REQUEST: The records below must be output exactly, without pictures.

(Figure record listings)
* BEGIN *
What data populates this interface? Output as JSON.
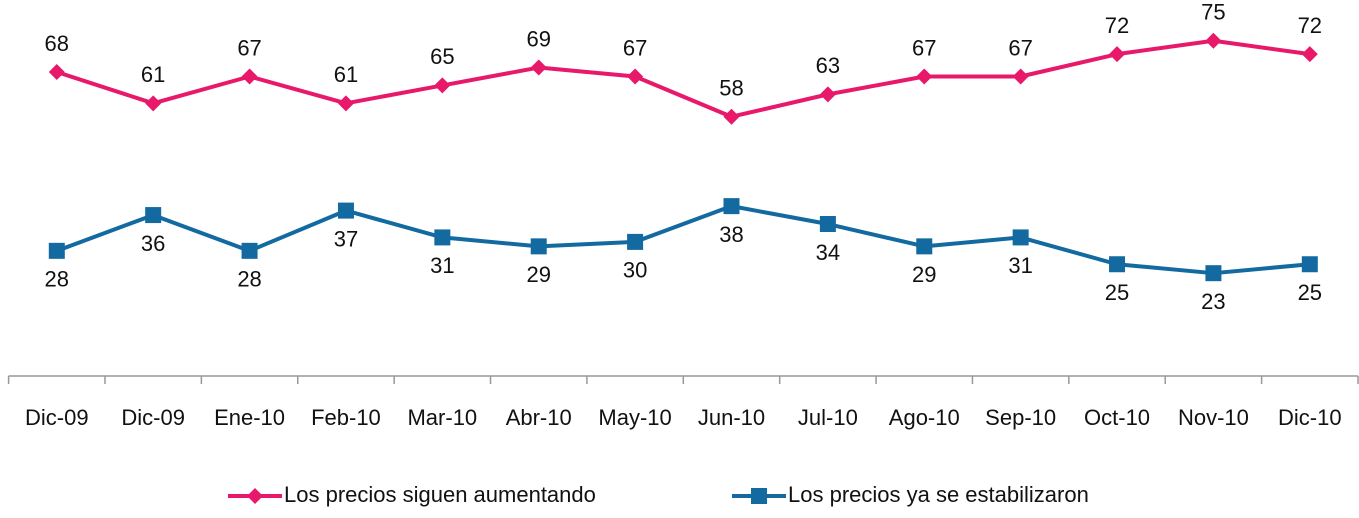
{
  "chart_data": {
    "type": "line",
    "categories": [
      "Dic-09",
      "Dic-09",
      "Ene-10",
      "Feb-10",
      "Mar-10",
      "Abr-10",
      "May-10",
      "Jun-10",
      "Jul-10",
      "Ago-10",
      "Sep-10",
      "Oct-10",
      "Nov-10",
      "Dic-10"
    ],
    "series": [
      {
        "name": "Los precios siguen aumentando",
        "color": "#e8196a",
        "marker": "diamond",
        "label_position": "above",
        "values": [
          68,
          61,
          67,
          61,
          65,
          69,
          67,
          58,
          63,
          67,
          67,
          72,
          75,
          72
        ]
      },
      {
        "name": "Los precios ya se estabilizaron",
        "color": "#136aa1",
        "marker": "square",
        "label_position": "below",
        "values": [
          28,
          36,
          28,
          37,
          31,
          29,
          30,
          38,
          34,
          29,
          31,
          25,
          23,
          25
        ]
      }
    ],
    "ylim": [
      0,
      84
    ],
    "legend": "bottom"
  }
}
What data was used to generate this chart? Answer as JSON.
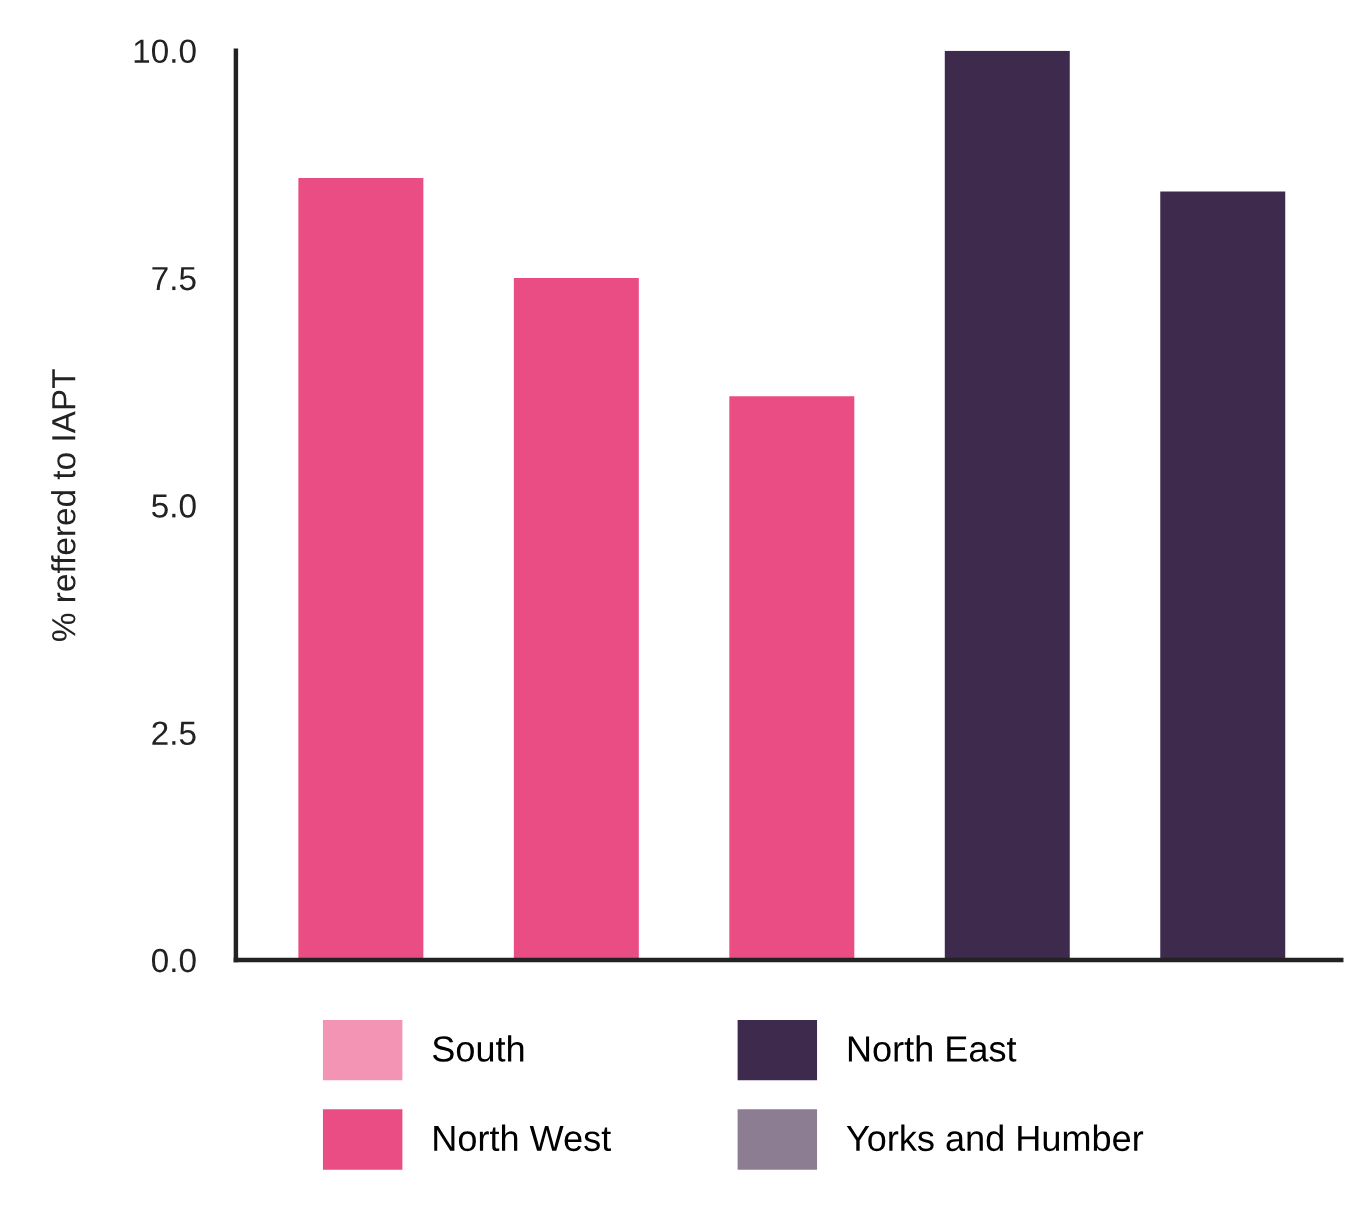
{
  "chart_data": {
    "type": "bar",
    "ylabel": "% reffered to IAPT",
    "categories": [
      null,
      null,
      null,
      null,
      null
    ],
    "series": [
      {
        "name": "South",
        "color": "#f394b4",
        "values": [
          null,
          null,
          null,
          null,
          null
        ]
      },
      {
        "name": "North West",
        "color": "#e94d83",
        "values": [
          8.6,
          7.5,
          6.2,
          null,
          null
        ]
      },
      {
        "name": "North East",
        "color": "#3e2a4d",
        "values": [
          null,
          null,
          null,
          10.0,
          8.45
        ]
      },
      {
        "name": "Yorks and Humber",
        "color": "#8c7d93",
        "values": [
          null,
          null,
          null,
          null,
          null
        ]
      }
    ],
    "ylim": [
      0,
      10
    ],
    "yticks": [
      {
        "value": 0,
        "label": "0.0"
      },
      {
        "value": 2.5,
        "label": "2.5"
      },
      {
        "value": 5,
        "label": "5.0"
      },
      {
        "value": 7.5,
        "label": "7.5"
      },
      {
        "value": 10,
        "label": "10.0"
      }
    ],
    "grid": false,
    "legend": "bottom"
  }
}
* END *
EXERCISE SOLUTION:
What data populates this interface? Output as JSON.
{
  "chart_data": {
    "type": "line",
    "categories": [
      "Dic-09",
      "Dic-09",
      "Ene-10",
      "Feb-10",
      "Mar-10",
      "Abr-10",
      "May-10",
      "Jun-10",
      "Jul-10",
      "Ago-10",
      "Sep-10",
      "Oct-10",
      "Nov-10",
      "Dic-10"
    ],
    "series": [
      {
        "name": "Los precios siguen aumentando",
        "color": "#e8196a",
        "marker": "diamond",
        "label_position": "above",
        "values": [
          68,
          61,
          67,
          61,
          65,
          69,
          67,
          58,
          63,
          67,
          67,
          72,
          75,
          72
        ]
      },
      {
        "name": "Los precios ya se estabilizaron",
        "color": "#136aa1",
        "marker": "square",
        "label_position": "below",
        "values": [
          28,
          36,
          28,
          37,
          31,
          29,
          30,
          38,
          34,
          29,
          31,
          25,
          23,
          25
        ]
      }
    ],
    "ylim": [
      0,
      84
    ],
    "legend": "bottom"
  }
}
What data was used to generate this chart? Answer as JSON.
{
  "chart_data": {
    "type": "bar",
    "ylabel": "% reffered to IAPT",
    "categories": [
      null,
      null,
      null,
      null,
      null
    ],
    "series": [
      {
        "name": "South",
        "color": "#f394b4",
        "values": [
          null,
          null,
          null,
          null,
          null
        ]
      },
      {
        "name": "North West",
        "color": "#e94d83",
        "values": [
          8.6,
          7.5,
          6.2,
          null,
          null
        ]
      },
      {
        "name": "North East",
        "color": "#3e2a4d",
        "values": [
          null,
          null,
          null,
          10.0,
          8.45
        ]
      },
      {
        "name": "Yorks and Humber",
        "color": "#8c7d93",
        "values": [
          null,
          null,
          null,
          null,
          null
        ]
      }
    ],
    "ylim": [
      0,
      10
    ],
    "yticks": [
      {
        "value": 0,
        "label": "0.0"
      },
      {
        "value": 2.5,
        "label": "2.5"
      },
      {
        "value": 5,
        "label": "5.0"
      },
      {
        "value": 7.5,
        "label": "7.5"
      },
      {
        "value": 10,
        "label": "10.0"
      }
    ],
    "grid": false,
    "legend": "bottom"
  }
}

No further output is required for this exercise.